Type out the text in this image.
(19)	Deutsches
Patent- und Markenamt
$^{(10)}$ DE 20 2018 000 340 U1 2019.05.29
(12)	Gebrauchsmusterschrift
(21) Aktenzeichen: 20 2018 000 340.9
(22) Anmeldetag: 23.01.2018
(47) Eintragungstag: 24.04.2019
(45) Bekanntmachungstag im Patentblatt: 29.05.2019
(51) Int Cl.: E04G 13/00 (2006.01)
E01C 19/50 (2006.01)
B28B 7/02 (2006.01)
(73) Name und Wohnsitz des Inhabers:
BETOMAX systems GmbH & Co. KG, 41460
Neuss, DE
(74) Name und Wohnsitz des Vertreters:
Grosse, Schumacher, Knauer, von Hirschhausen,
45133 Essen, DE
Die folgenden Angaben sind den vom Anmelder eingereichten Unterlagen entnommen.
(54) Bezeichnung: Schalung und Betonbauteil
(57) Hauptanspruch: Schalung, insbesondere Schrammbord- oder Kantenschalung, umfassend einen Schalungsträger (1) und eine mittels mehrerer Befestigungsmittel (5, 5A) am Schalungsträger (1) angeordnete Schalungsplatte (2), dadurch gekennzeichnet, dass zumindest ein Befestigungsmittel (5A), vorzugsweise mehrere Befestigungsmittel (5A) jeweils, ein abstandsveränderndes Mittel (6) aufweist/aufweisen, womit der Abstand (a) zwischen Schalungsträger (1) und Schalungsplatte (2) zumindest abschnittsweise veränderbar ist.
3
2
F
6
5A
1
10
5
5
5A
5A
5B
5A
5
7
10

__________

• [Aim of the exercise] From the listing above, copy every line that includes the word "Wohnsitz".

• [Answer in full]
(73) Name und Wohnsitz des Inhabers:
(74) Name und Wohnsitz des Vertreters:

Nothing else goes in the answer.